## THE INPUT
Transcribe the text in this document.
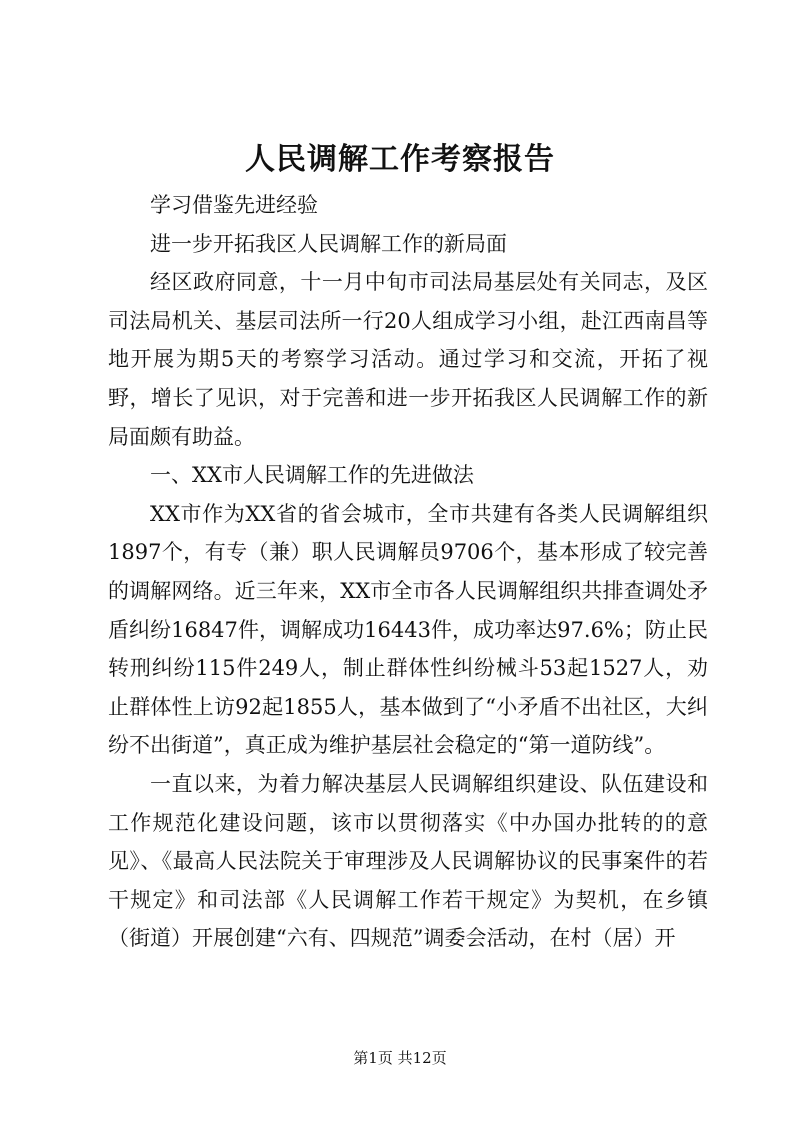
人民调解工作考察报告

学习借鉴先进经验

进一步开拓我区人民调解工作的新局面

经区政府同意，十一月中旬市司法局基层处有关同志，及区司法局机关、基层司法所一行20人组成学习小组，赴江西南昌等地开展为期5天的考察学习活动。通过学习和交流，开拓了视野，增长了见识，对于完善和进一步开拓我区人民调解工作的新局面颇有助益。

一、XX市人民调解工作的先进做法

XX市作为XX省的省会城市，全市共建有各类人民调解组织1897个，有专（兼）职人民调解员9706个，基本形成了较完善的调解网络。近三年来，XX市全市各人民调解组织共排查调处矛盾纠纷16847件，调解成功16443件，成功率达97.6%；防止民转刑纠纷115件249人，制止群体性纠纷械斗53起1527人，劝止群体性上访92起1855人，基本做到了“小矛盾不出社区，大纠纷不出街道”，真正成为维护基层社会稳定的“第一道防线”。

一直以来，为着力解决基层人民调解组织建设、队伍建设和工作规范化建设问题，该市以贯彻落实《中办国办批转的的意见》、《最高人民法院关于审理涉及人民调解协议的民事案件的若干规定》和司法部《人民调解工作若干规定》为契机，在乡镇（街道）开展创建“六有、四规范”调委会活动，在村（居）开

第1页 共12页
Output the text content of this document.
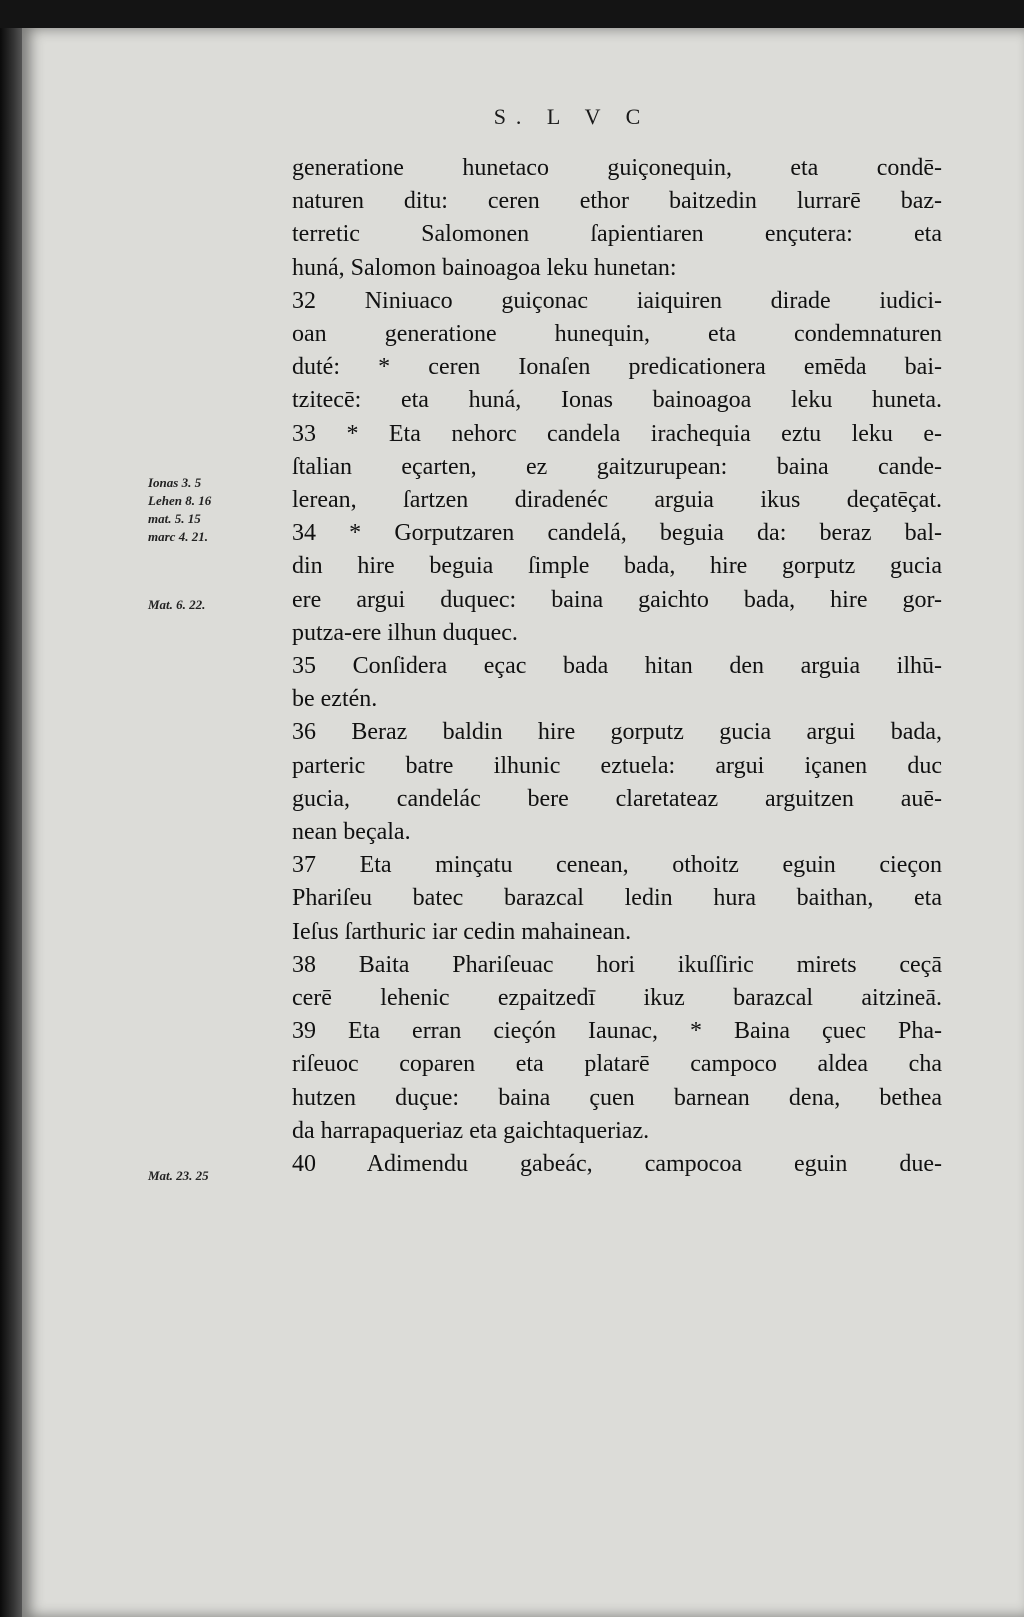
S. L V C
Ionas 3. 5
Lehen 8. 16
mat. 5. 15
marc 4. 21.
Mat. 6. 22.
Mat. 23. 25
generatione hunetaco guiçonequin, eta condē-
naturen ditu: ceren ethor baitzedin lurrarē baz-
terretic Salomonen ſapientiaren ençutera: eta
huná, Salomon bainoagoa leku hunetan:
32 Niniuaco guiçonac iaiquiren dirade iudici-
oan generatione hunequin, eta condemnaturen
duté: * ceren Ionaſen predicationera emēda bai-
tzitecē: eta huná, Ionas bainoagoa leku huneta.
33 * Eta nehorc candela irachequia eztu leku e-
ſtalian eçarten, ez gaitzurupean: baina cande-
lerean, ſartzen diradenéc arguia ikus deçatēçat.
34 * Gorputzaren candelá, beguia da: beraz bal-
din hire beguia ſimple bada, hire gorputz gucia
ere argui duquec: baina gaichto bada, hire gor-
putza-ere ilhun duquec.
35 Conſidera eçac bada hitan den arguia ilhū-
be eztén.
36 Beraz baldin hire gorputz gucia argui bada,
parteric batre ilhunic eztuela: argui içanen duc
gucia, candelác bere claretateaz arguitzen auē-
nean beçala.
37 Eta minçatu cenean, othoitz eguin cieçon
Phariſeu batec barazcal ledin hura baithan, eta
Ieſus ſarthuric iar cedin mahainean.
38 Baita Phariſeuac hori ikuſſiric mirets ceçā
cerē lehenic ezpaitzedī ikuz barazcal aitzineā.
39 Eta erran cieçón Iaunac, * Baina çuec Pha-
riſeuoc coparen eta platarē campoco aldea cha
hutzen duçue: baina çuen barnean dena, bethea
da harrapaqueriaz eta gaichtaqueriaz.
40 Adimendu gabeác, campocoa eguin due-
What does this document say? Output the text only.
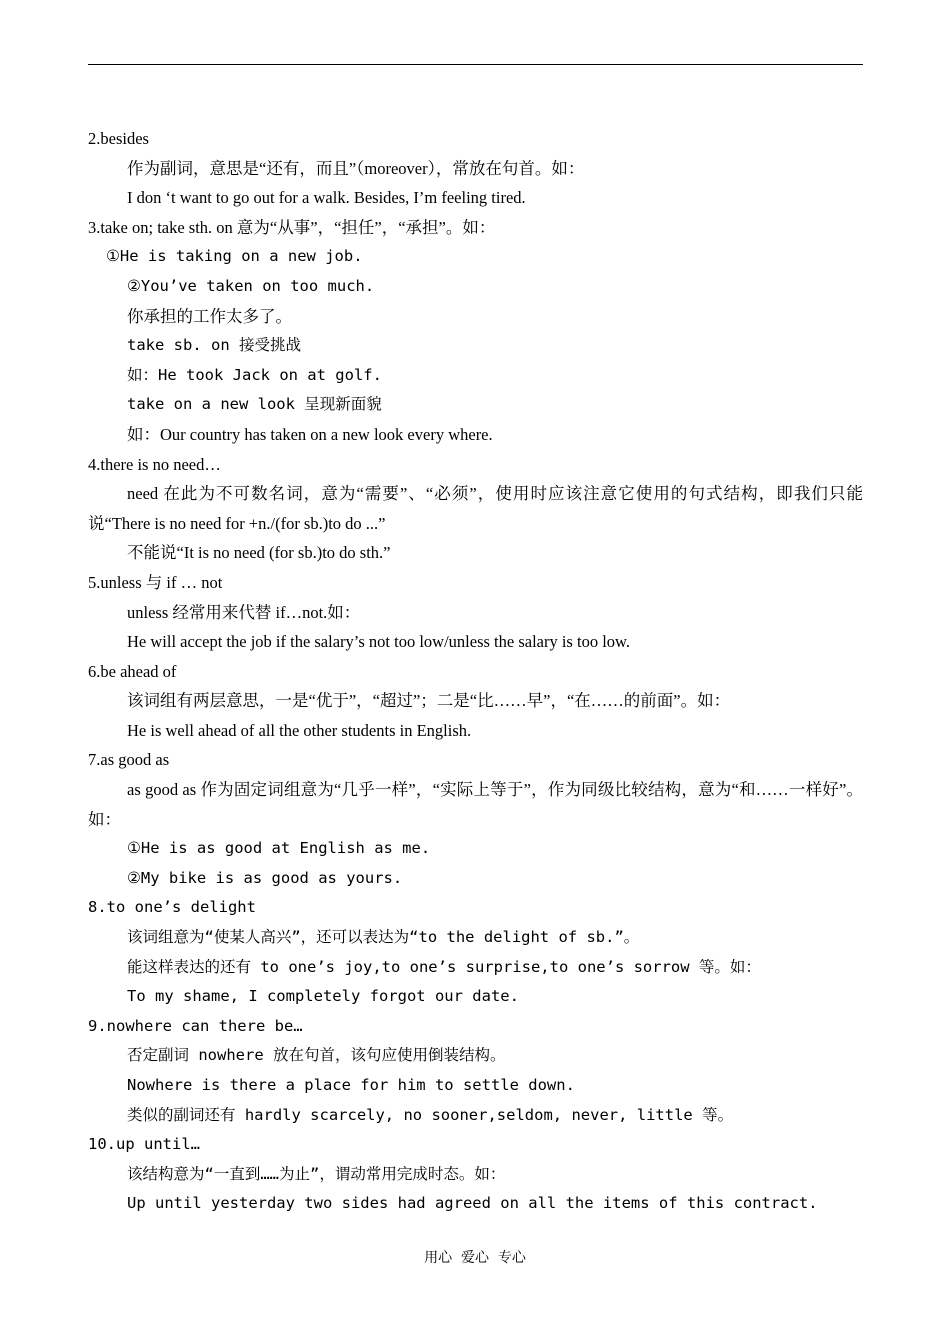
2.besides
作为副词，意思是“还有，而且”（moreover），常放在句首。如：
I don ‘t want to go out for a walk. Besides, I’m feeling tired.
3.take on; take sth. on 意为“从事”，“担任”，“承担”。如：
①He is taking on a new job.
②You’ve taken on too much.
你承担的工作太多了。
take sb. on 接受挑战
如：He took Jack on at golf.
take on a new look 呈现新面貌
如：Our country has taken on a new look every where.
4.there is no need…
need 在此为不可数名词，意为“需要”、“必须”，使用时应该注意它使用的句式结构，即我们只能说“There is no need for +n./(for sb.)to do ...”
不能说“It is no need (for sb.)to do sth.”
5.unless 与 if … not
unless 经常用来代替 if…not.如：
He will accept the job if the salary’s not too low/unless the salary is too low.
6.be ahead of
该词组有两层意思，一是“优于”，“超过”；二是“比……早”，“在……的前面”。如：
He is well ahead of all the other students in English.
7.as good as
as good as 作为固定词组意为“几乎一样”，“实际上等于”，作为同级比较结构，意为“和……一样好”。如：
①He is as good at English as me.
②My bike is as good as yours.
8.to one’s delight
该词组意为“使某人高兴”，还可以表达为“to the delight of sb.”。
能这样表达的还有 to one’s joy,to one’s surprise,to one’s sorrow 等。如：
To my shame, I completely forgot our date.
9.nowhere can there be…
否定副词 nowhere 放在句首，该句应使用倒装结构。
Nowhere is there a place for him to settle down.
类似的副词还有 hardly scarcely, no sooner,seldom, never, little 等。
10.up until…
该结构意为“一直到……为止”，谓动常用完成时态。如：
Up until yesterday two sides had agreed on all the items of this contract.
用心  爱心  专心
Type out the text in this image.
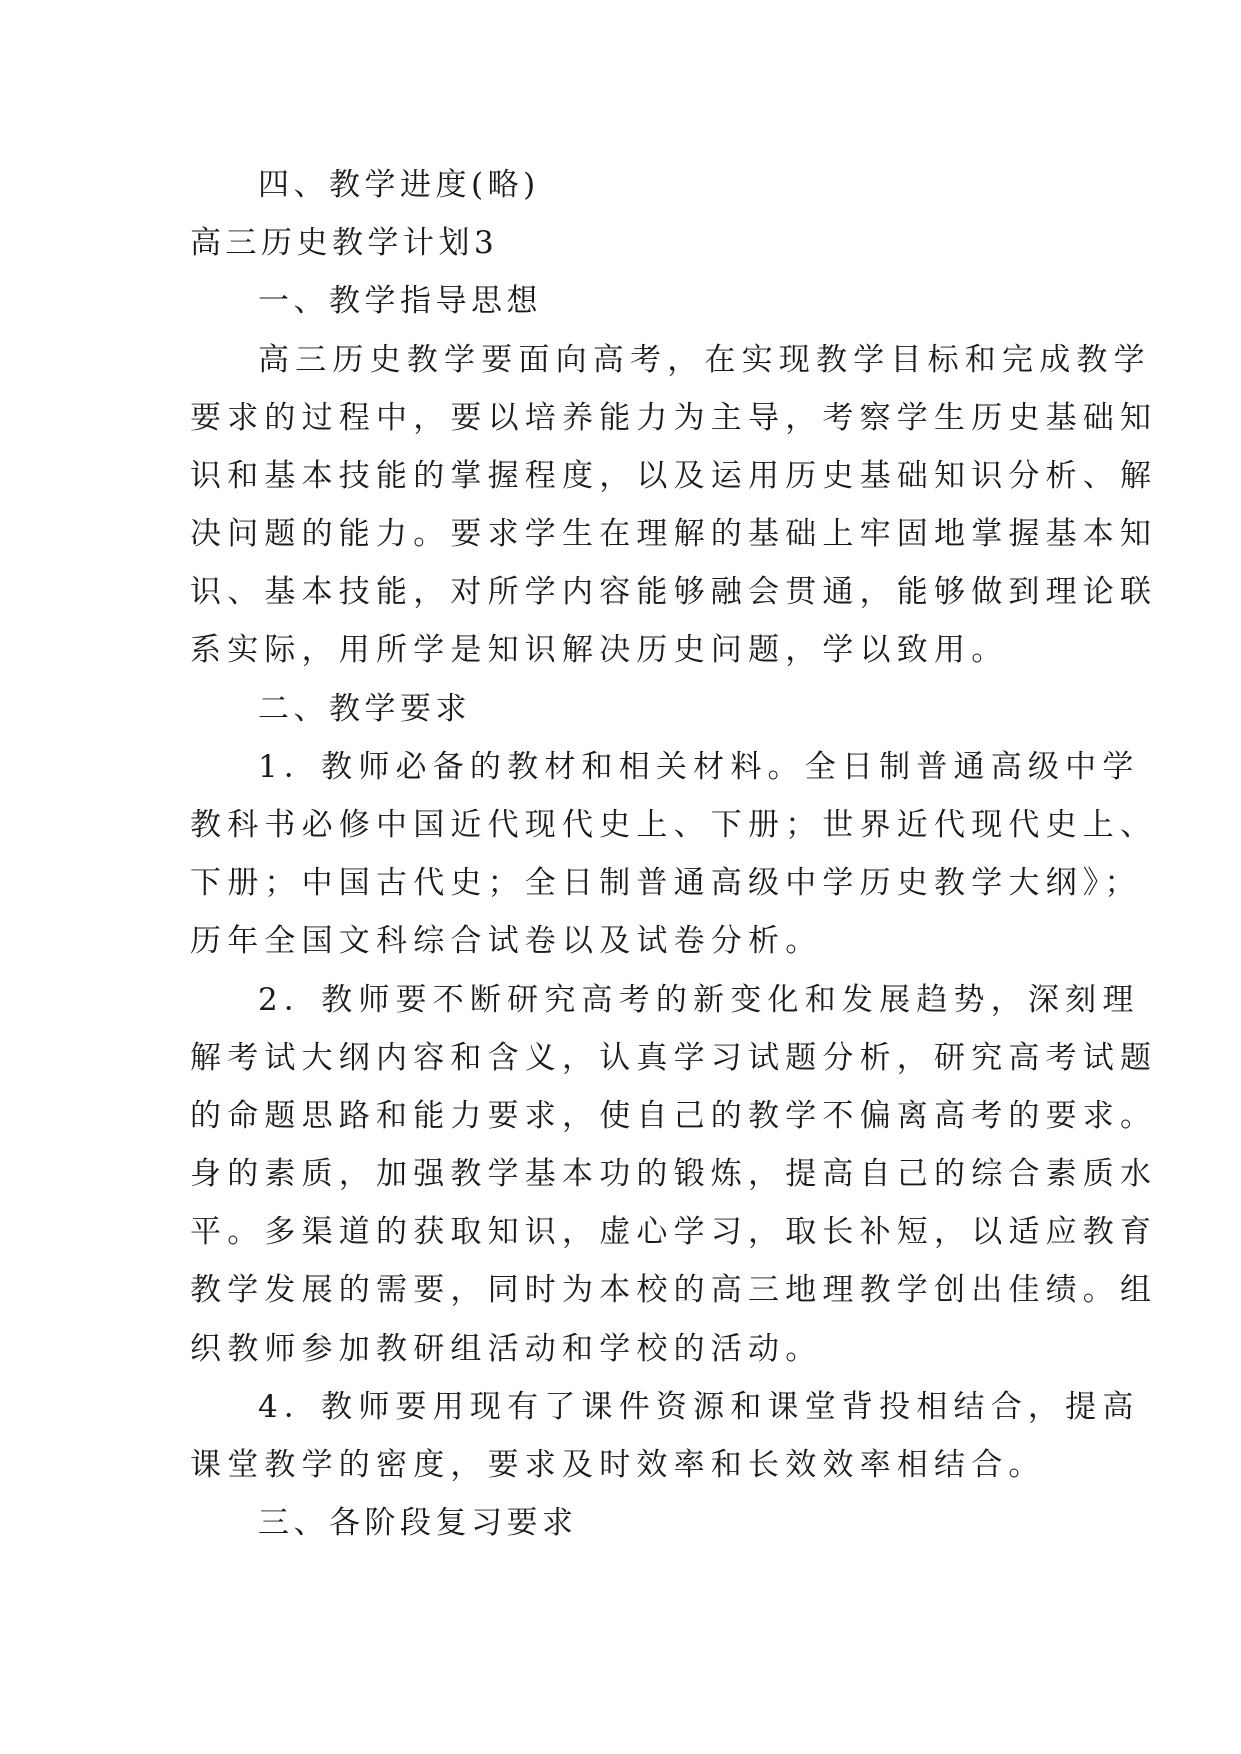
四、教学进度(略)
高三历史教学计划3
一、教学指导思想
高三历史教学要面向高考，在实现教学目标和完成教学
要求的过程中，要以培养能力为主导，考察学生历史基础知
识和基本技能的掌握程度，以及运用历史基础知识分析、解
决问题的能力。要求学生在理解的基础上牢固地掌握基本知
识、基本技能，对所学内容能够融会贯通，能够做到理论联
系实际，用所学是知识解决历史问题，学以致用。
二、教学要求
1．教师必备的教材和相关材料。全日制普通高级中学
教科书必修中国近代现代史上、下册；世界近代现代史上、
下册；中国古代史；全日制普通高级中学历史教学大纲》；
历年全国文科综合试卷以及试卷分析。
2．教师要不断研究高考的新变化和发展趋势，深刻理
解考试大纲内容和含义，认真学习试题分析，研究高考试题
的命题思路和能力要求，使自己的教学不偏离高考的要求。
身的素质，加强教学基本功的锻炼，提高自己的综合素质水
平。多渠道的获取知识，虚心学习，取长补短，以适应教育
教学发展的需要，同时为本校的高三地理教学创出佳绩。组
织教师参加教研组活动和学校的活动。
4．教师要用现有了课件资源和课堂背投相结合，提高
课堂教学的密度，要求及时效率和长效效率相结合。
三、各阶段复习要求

## THE PROBLEM
Copy out each record shown above without alteration, skipping any picture.

## FINAL RESULT
Transcribe the text in this document.
人民调解工作考察报告

学习借鉴先进经验

进一步开拓我区人民调解工作的新局面

经区政府同意，十一月中旬市司法局基层处有关同志，及区司法局机关、基层司法所一行20人组成学习小组，赴江西南昌等地开展为期5天的考察学习活动。通过学习和交流，开拓了视野，增长了见识，对于完善和进一步开拓我区人民调解工作的新局面颇有助益。

一、XX市人民调解工作的先进做法

XX市作为XX省的省会城市，全市共建有各类人民调解组织1897个，有专（兼）职人民调解员9706个，基本形成了较完善的调解网络。近三年来，XX市全市各人民调解组织共排查调处矛盾纠纷16847件，调解成功16443件，成功率达97.6%；防止民转刑纠纷115件249人，制止群体性纠纷械斗53起1527人，劝止群体性上访92起1855人，基本做到了“小矛盾不出社区，大纠纷不出街道”，真正成为维护基层社会稳定的“第一道防线”。

一直以来，为着力解决基层人民调解组织建设、队伍建设和工作规范化建设问题，该市以贯彻落实《中办国办批转的的意见》、《最高人民法院关于审理涉及人民调解协议的民事案件的若干规定》和司法部《人民调解工作若干规定》为契机，在乡镇（街道）开展创建“六有、四规范”调委会活动，在村（居）开

第1页 共12页
Output the text content of this document.
S. L V C
Ionas 3. 5
Lehen 8. 16
mat. 5. 15
marc 4. 21.
Mat. 6. 22.
Mat. 23. 25
generatione hunetaco guiçonequin, eta condē-
naturen ditu: ceren ethor baitzedin lurrarē baz-
terretic Salomonen ſapientiaren ençutera: eta
huná, Salomon bainoagoa leku hunetan:
32 Niniuaco guiçonac iaiquiren dirade iudici-
oan generatione hunequin, eta condemnaturen
duté: * ceren Ionaſen predicationera emēda bai-
tzitecē: eta huná, Ionas bainoagoa leku huneta.
33 * Eta nehorc candela irachequia eztu leku e-
ſtalian eçarten, ez gaitzurupean: baina cande-
lerean, ſartzen diradenéc arguia ikus deçatēçat.
34 * Gorputzaren candelá, beguia da: beraz bal-
din hire beguia ſimple bada, hire gorputz gucia
ere argui duquec: baina gaichto bada, hire gor-
putza-ere ilhun duquec.
35 Conſidera eçac bada hitan den arguia ilhū-
be eztén.
36 Beraz baldin hire gorputz gucia argui bada,
parteric batre ilhunic eztuela: argui içanen duc
gucia, candelác bere claretateaz arguitzen auē-
nean beçala.
37 Eta minçatu cenean, othoitz eguin cieçon
Phariſeu batec barazcal ledin hura baithan, eta
Ieſus ſarthuric iar cedin mahainean.
38 Baita Phariſeuac hori ikuſſiric mirets ceçā
cerē lehenic ezpaitzedī ikuz barazcal aitzineā.
39 Eta erran cieçón Iaunac, * Baina çuec Pha-
riſeuoc coparen eta platarē campoco aldea cha
hutzen duçue: baina çuen barnean dena, bethea
da harrapaqueriaz eta gaichtaqueriaz.
40 Adimendu gabeác, campocoa eguin due-
What does this document say? Output the text only.
2.besides
作为副词，意思是“还有，而且”（moreover），常放在句首。如：
I don ‘t want to go out for a walk. Besides, I’m feeling tired.
3.take on; take sth. on 意为“从事”，“担任”，“承担”。如：
①He is taking on a new job.
②You’ve taken on too much.
你承担的工作太多了。
take sb. on 接受挑战
如：He took Jack on at golf.
take on a new look 呈现新面貌
如：Our country has taken on a new look every where.
4.there is no need…
need 在此为不可数名词，意为“需要”、“必须”，使用时应该注意它使用的句式结构，即我们只能说“There is no need for +n./(for sb.)to do ...”
不能说“It is no need (for sb.)to do sth.”
5.unless 与 if … not
unless 经常用来代替 if…not.如：
He will accept the job if the salary’s not too low/unless the salary is too low.
6.be ahead of
该词组有两层意思，一是“优于”，“超过”；二是“比……早”，“在……的前面”。如：
He is well ahead of all the other students in English.
7.as good as
as good as 作为固定词组意为“几乎一样”，“实际上等于”，作为同级比较结构，意为“和……一样好”。如：
①He is as good at English as me.
②My bike is as good as yours.
8.to one’s delight
该词组意为“使某人高兴”，还可以表达为“to the delight of sb.”。
能这样表达的还有 to one’s joy,to one’s surprise,to one’s sorrow 等。如：
To my shame, I completely forgot our date.
9.nowhere can there be…
否定副词 nowhere 放在句首，该句应使用倒装结构。
Nowhere is there a place for him to settle down.
类似的副词还有 hardly scarcely, no sooner,seldom, never, little 等。
10.up until…
该结构意为“一直到……为止”，谓动常用完成时态。如：
Up until yesterday two sides had agreed on all the items of this contract.
用心  爱心  专心
Type out the text in this image.
四、教学进度(略)
高三历史教学计划3
一、教学指导思想
高三历史教学要面向高考，在实现教学目标和完成教学
要求的过程中，要以培养能力为主导，考察学生历史基础知
识和基本技能的掌握程度，以及运用历史基础知识分析、解
决问题的能力。要求学生在理解的基础上牢固地掌握基本知
识、基本技能，对所学内容能够融会贯通，能够做到理论联
系实际，用所学是知识解决历史问题，学以致用。
二、教学要求
1．教师必备的教材和相关材料。全日制普通高级中学
教科书必修中国近代现代史上、下册；世界近代现代史上、
下册；中国古代史；全日制普通高级中学历史教学大纲》；
历年全国文科综合试卷以及试卷分析。
2．教师要不断研究高考的新变化和发展趋势，深刻理
解考试大纲内容和含义，认真学习试题分析，研究高考试题
的命题思路和能力要求，使自己的教学不偏离高考的要求。
身的素质，加强教学基本功的锻炼，提高自己的综合素质水
平。多渠道的获取知识，虚心学习，取长补短，以适应教育
教学发展的需要，同时为本校的高三地理教学创出佳绩。组
织教师参加教研组活动和学校的活动。
4．教师要用现有了课件资源和课堂背投相结合，提高
课堂教学的密度，要求及时效率和长效效率相结合。
三、各阶段复习要求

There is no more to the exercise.